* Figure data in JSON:

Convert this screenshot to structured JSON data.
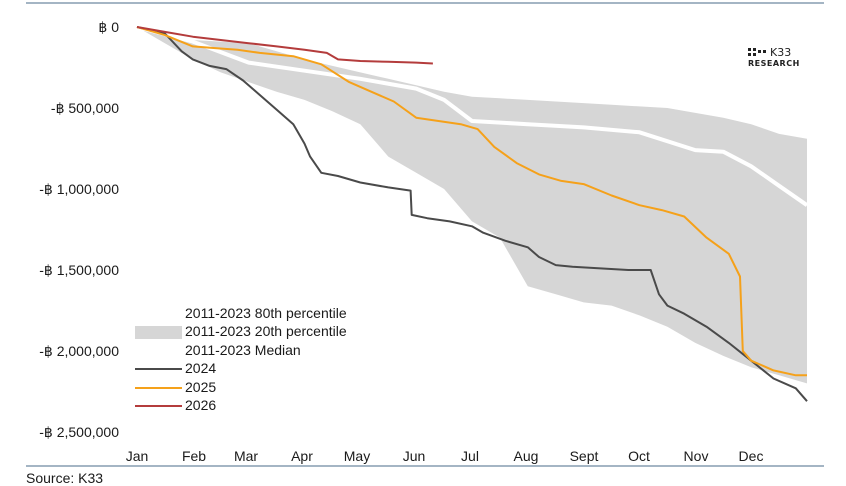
{
  "chart_data": {
    "type": "area",
    "title": "",
    "xlabel": "",
    "ylabel": "",
    "x_categories": [
      "Jan",
      "Feb",
      "Mar",
      "Apr",
      "May",
      "Jun",
      "Jul",
      "Aug",
      "Sept",
      "Oct",
      "Nov",
      "Dec"
    ],
    "y_ticks": [
      0,
      -500000,
      -1000000,
      -1500000,
      -2000000,
      -2500000
    ],
    "y_tick_labels": [
      "฿ 0",
      "-฿ 500,000",
      "-฿ 1,000,000",
      "-฿ 1,500,000",
      "-฿ 2,000,000",
      "-฿ 2,500,000"
    ],
    "ylim": [
      -2600000,
      0
    ],
    "xlim": [
      0,
      12
    ],
    "band": {
      "x": [
        0,
        0.5,
        1,
        1.5,
        2,
        2.5,
        3,
        3.5,
        4,
        4.5,
        5,
        5.5,
        6,
        6.5,
        7,
        7.5,
        8,
        8.5,
        9,
        9.5,
        10,
        10.5,
        11,
        11.5,
        12
      ],
      "upper": [
        0,
        -40000,
        -80000,
        -90000,
        -100000,
        -150000,
        -200000,
        -240000,
        -280000,
        -320000,
        -360000,
        -400000,
        -430000,
        -440000,
        -450000,
        -460000,
        -470000,
        -480000,
        -490000,
        -500000,
        -530000,
        -560000,
        -600000,
        -660000,
        -690000
      ],
      "lower": [
        0,
        -100000,
        -200000,
        -280000,
        -340000,
        -400000,
        -450000,
        -520000,
        -600000,
        -800000,
        -900000,
        -1000000,
        -1200000,
        -1300000,
        -1600000,
        -1650000,
        -1700000,
        -1720000,
        -1780000,
        -1850000,
        -1950000,
        -2030000,
        -2100000,
        -2150000,
        -2200000
      ]
    },
    "series": [
      {
        "name": "2011-2023 Median",
        "color": "#ffffff",
        "x": [
          0,
          1,
          2,
          3,
          4,
          5,
          5.5,
          6,
          7,
          8,
          9,
          10,
          10.5,
          11,
          11.5,
          12
        ],
        "values": [
          0,
          -90000,
          -220000,
          -270000,
          -320000,
          -380000,
          -450000,
          -580000,
          -600000,
          -620000,
          -650000,
          -760000,
          -770000,
          -860000,
          -980000,
          -1100000
        ]
      },
      {
        "name": "2024",
        "color": "#4a4a4a",
        "x": [
          0,
          0.5,
          0.8,
          1,
          1.3,
          1.6,
          1.9,
          2.2,
          2.5,
          2.8,
          3,
          3.1,
          3.3,
          3.6,
          4,
          4.5,
          4.9,
          4.92,
          5.2,
          5.6,
          6,
          6.2,
          6.6,
          7,
          7.2,
          7.5,
          7.8,
          8.3,
          8.8,
          9.2,
          9.35,
          9.5,
          9.8,
          10.2,
          10.6,
          11,
          11.4,
          11.8,
          12
        ],
        "values": [
          0,
          -40000,
          -150000,
          -200000,
          -240000,
          -260000,
          -330000,
          -420000,
          -510000,
          -600000,
          -720000,
          -800000,
          -900000,
          -920000,
          -960000,
          -990000,
          -1010000,
          -1160000,
          -1180000,
          -1200000,
          -1230000,
          -1270000,
          -1320000,
          -1360000,
          -1420000,
          -1470000,
          -1480000,
          -1490000,
          -1500000,
          -1500000,
          -1650000,
          -1720000,
          -1770000,
          -1850000,
          -1950000,
          -2060000,
          -2170000,
          -2230000,
          -2310000
        ]
      },
      {
        "name": "2025",
        "color": "#f5a11a",
        "x": [
          0,
          0.5,
          1,
          1.4,
          1.8,
          2.2,
          2.8,
          3.3,
          3.8,
          4.2,
          4.6,
          5,
          5.4,
          5.8,
          6.1,
          6.4,
          6.8,
          7.2,
          7.6,
          8,
          8.5,
          9,
          9.4,
          9.8,
          10.2,
          10.6,
          10.8,
          10.85,
          11,
          11.4,
          11.8,
          12
        ],
        "values": [
          0,
          -50000,
          -120000,
          -130000,
          -140000,
          -160000,
          -180000,
          -230000,
          -340000,
          -400000,
          -460000,
          -560000,
          -580000,
          -600000,
          -630000,
          -740000,
          -840000,
          -910000,
          -950000,
          -970000,
          -1040000,
          -1100000,
          -1130000,
          -1170000,
          -1300000,
          -1400000,
          -1540000,
          -2000000,
          -2060000,
          -2120000,
          -2150000,
          -2150000
        ]
      },
      {
        "name": "2026",
        "color": "#b43c3c",
        "x": [
          0,
          0.5,
          1,
          1.5,
          2,
          2.5,
          3,
          3.4,
          3.6,
          4,
          4.5,
          5,
          5.3
        ],
        "values": [
          0,
          -30000,
          -60000,
          -80000,
          -100000,
          -120000,
          -140000,
          -160000,
          -200000,
          -210000,
          -215000,
          -220000,
          -225000
        ]
      }
    ],
    "legend": {
      "position": "bottom-left",
      "entries": [
        "2011-2023 80th percentile",
        "2011-2023 20th percentile",
        "2011-2023 Median",
        "2024",
        "2025",
        "2026"
      ]
    },
    "grid": false
  },
  "logo": {
    "main": "K33",
    "sub": "RESEARCH"
  },
  "source": "Source: K33",
  "colors": {
    "band": "#d6d6d6",
    "axis": "#4a6b8a"
  }
}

* WORK TO BE COMPLETED: Identify every line above that includes the word "name", and show those lines.

* EXERCISE ANSWER:
        "name": "2011-2023 Median",
        "name": "2024",
        "name": "2025",
        "name": "2026",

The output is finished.